- Consigne -
Indiquez le titre et l'année du film précédent de Teshigahara Hiroshi que mentionne la critique du « Visage d'un autre ».

Le Visage d'un autre par jajard
Teshigahara Hiroshi est, me semble t-il, un réalisateur important du cinéma d'avant garde japonais. Il a pu notamment le prouver avec un de ces précédents film « La femme des sables » (1963). Dans « Le visage d'un autre », Teshigahara reprend les effets cinématographiques qu'il a pu développer dans ses films précédents tels que des close up et des gros plans qui viennent renforcer la dimension déroutante et bizarre de ses films. Néanmoins la réalisation impeccable et ingénieuse de ce film ne peut pas cacher certaines longueurs qui pèsent sur le récit comme ces longues discussions entre le médecin et son patient aux paraboles et métaphores nombreuses qui peuvent laisser de marbre le spectateur non japonais. Si l'étude de la psychologie du patient semble intéressante, celle si s'éternise un peu..., on aurait préféré plus de silences, plus de suggestions... A noter qu'en parallèle de l'histoire principale, on suit par moment une jeune femme, elle aussi défigurée, et qui se retrouve rejetée de tous (sauf par son frère...). Vivant seule avec son frère, elle fait de petits boulots et parle souvent de la guerre, comme pouvant avoir lieu demain... Ce film qui se passe dans la période d'après guerre et de reconstruction du pays, montre la difficulté pour ces personnes estropiées ou folles (comme ses anciens soldats enfermés dans un asile psychiatrique) de pouvoir vivre dans une société qui ne les ressemble plus, qui a un autre visage... La perte d'identité, le changement et le dédoublement de personnalité d'Okuyama (vivant dans la tradition avant son opération puis dans la modernité par la suite) et toutes ses choses qu'il peut faire avec son nouveau visage (crimes, viols...) renvoi directement à l'histoire du Japon, des atrocités de la guerre opérées par les japonais, à sa reconstruction rapide et sa transformation civilisationnelle rapide.

- Informations -
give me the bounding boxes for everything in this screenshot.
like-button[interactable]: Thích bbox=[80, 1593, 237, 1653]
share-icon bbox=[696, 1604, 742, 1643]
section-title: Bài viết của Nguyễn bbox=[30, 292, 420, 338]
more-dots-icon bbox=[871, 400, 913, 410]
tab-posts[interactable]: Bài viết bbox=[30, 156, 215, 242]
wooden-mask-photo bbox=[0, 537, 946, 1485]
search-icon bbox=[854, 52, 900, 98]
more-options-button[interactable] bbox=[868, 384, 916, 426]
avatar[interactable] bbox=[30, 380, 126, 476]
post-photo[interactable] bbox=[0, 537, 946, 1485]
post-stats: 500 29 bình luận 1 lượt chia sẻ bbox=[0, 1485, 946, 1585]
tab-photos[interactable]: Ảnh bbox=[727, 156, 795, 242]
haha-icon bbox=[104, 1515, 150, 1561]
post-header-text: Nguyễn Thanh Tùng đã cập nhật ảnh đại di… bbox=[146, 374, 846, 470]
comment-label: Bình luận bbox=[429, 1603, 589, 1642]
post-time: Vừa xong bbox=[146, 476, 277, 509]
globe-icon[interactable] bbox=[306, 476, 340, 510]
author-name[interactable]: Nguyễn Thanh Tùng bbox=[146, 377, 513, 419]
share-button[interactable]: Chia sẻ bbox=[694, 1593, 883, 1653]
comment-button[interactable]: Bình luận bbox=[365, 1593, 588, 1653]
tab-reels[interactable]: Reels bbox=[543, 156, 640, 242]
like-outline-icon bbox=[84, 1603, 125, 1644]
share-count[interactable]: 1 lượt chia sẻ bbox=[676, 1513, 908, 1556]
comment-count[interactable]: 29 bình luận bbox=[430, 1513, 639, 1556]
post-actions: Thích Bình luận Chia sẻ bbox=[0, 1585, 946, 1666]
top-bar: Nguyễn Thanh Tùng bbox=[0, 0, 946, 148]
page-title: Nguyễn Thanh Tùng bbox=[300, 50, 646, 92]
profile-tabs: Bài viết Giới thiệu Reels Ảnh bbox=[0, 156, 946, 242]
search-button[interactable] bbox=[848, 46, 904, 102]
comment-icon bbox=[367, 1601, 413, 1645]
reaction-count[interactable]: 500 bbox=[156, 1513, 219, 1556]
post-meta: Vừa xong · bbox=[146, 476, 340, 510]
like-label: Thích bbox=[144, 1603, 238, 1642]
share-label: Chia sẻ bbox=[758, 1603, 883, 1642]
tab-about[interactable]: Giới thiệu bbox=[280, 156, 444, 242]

- Espace de réponse -
« La femme des sables », sorti en 1963.